- RECORDS FOR THE EXERCISE
-- -- --

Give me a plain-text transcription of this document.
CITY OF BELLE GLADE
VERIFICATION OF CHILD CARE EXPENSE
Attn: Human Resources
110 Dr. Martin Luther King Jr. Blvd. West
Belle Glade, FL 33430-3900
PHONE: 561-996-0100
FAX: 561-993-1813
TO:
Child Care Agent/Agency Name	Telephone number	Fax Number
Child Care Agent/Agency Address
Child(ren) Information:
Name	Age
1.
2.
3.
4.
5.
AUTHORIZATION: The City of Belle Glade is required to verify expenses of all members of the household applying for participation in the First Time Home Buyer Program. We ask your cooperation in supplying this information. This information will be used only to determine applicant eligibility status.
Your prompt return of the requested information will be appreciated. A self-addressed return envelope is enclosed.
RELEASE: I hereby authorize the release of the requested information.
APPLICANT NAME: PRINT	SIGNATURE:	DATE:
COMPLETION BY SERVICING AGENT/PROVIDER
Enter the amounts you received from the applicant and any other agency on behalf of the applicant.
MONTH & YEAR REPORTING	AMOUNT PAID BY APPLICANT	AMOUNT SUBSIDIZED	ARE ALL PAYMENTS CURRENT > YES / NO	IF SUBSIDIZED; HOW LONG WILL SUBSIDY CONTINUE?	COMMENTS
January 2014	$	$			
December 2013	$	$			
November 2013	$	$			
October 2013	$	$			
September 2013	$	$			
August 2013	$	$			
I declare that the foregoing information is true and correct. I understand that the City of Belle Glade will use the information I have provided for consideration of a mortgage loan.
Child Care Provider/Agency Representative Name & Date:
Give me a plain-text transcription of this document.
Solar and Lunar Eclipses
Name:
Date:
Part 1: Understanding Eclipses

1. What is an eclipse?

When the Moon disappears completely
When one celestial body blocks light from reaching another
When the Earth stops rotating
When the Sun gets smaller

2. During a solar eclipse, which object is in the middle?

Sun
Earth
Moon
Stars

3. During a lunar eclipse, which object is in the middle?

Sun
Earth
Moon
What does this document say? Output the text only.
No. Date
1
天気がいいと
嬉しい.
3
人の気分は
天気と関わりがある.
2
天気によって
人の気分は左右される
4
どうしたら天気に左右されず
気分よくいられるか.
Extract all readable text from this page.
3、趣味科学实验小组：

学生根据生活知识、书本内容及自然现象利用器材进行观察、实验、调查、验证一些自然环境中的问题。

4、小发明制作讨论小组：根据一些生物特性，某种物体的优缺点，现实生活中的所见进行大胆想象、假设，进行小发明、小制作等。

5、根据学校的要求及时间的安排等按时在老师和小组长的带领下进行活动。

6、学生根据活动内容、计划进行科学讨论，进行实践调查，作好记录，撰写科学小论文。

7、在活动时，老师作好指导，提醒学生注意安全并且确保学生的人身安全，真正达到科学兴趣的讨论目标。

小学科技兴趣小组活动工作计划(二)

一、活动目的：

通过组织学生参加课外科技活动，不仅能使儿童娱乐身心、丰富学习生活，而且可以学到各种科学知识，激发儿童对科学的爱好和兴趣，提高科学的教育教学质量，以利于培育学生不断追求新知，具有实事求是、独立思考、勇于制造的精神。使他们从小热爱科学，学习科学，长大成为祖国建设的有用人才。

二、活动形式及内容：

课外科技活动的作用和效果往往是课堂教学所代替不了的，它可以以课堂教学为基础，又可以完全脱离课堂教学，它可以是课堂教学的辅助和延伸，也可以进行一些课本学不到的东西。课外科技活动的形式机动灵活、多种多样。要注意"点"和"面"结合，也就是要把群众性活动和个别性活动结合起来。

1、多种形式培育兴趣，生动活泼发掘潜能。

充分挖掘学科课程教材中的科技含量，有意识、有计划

-- -- --

- YOUR GOAL
All of the entries must be quoted exactly; please include each one.

- EXERCISE RESULT
Give me a plain-text transcription of this document.
CITY OF BELLE GLADE
VERIFICATION OF CHILD CARE EXPENSE
Attn: Human Resources
110 Dr. Martin Luther King Jr. Blvd. West
Belle Glade, FL 33430-3900
PHONE: 561-996-0100
FAX: 561-993-1813
TO:
Child Care Agent/Agency Name	Telephone number	Fax Number
Child Care Agent/Agency Address
Child(ren) Information:
Name	Age
1.
2.
3.
4.
5.
AUTHORIZATION: The City of Belle Glade is required to verify expenses of all members of the household applying for participation in the First Time Home Buyer Program. We ask your cooperation in supplying this information. This information will be used only to determine applicant eligibility status.
Your prompt return of the requested information will be appreciated. A self-addressed return envelope is enclosed.
RELEASE: I hereby authorize the release of the requested information.
APPLICANT NAME: PRINT	SIGNATURE:	DATE:
COMPLETION BY SERVICING AGENT/PROVIDER
Enter the amounts you received from the applicant and any other agency on behalf of the applicant.
MONTH & YEAR REPORTING	AMOUNT PAID BY APPLICANT	AMOUNT SUBSIDIZED	ARE ALL PAYMENTS CURRENT > YES / NO	IF SUBSIDIZED; HOW LONG WILL SUBSIDY CONTINUE?	COMMENTS
January 2014	$	$			
December 2013	$	$			
November 2013	$	$			
October 2013	$	$			
September 2013	$	$			
August 2013	$	$			
I declare that the foregoing information is true and correct. I understand that the City of Belle Glade will use the information I have provided for consideration of a mortgage loan.
Child Care Provider/Agency Representative Name & Date:
Give me a plain-text transcription of this document.
Solar and Lunar Eclipses
Name:
Date:
Part 1: Understanding Eclipses

1. What is an eclipse?

When the Moon disappears completely
When one celestial body blocks light from reaching another
When the Earth stops rotating
When the Sun gets smaller

2. During a solar eclipse, which object is in the middle?

Sun
Earth
Moon
Stars

3. During a lunar eclipse, which object is in the middle?

Sun
Earth
Moon
What does this document say? Output the text only.
No. Date
1
天気がいいと
嬉しい.
3
人の気分は
天気と関わりがある.
2
天気によって
人の気分は左右される
4
どうしたら天気に左右されず
気分よくいられるか.
Extract all readable text from this page.
3、趣味科学实验小组：

学生根据生活知识、书本内容及自然现象利用器材进行观察、实验、调查、验证一些自然环境中的问题。

4、小发明制作讨论小组：根据一些生物特性，某种物体的优缺点，现实生活中的所见进行大胆想象、假设，进行小发明、小制作等。

5、根据学校的要求及时间的安排等按时在老师和小组长的带领下进行活动。

6、学生根据活动内容、计划进行科学讨论，进行实践调查，作好记录，撰写科学小论文。

7、在活动时，老师作好指导，提醒学生注意安全并且确保学生的人身安全，真正达到科学兴趣的讨论目标。

小学科技兴趣小组活动工作计划(二)

一、活动目的：

通过组织学生参加课外科技活动，不仅能使儿童娱乐身心、丰富学习生活，而且可以学到各种科学知识，激发儿童对科学的爱好和兴趣，提高科学的教育教学质量，以利于培育学生不断追求新知，具有实事求是、独立思考、勇于制造的精神。使他们从小热爱科学，学习科学，长大成为祖国建设的有用人才。

二、活动形式及内容：

课外科技活动的作用和效果往往是课堂教学所代替不了的，它可以以课堂教学为基础，又可以完全脱离课堂教学，它可以是课堂教学的辅助和延伸，也可以进行一些课本学不到的东西。课外科技活动的形式机动灵活、多种多样。要注意"点"和"面"结合，也就是要把群众性活动和个别性活动结合起来。

1、多种形式培育兴趣，生动活泼发掘潜能。

充分挖掘学科课程教材中的科技含量，有意识、有计划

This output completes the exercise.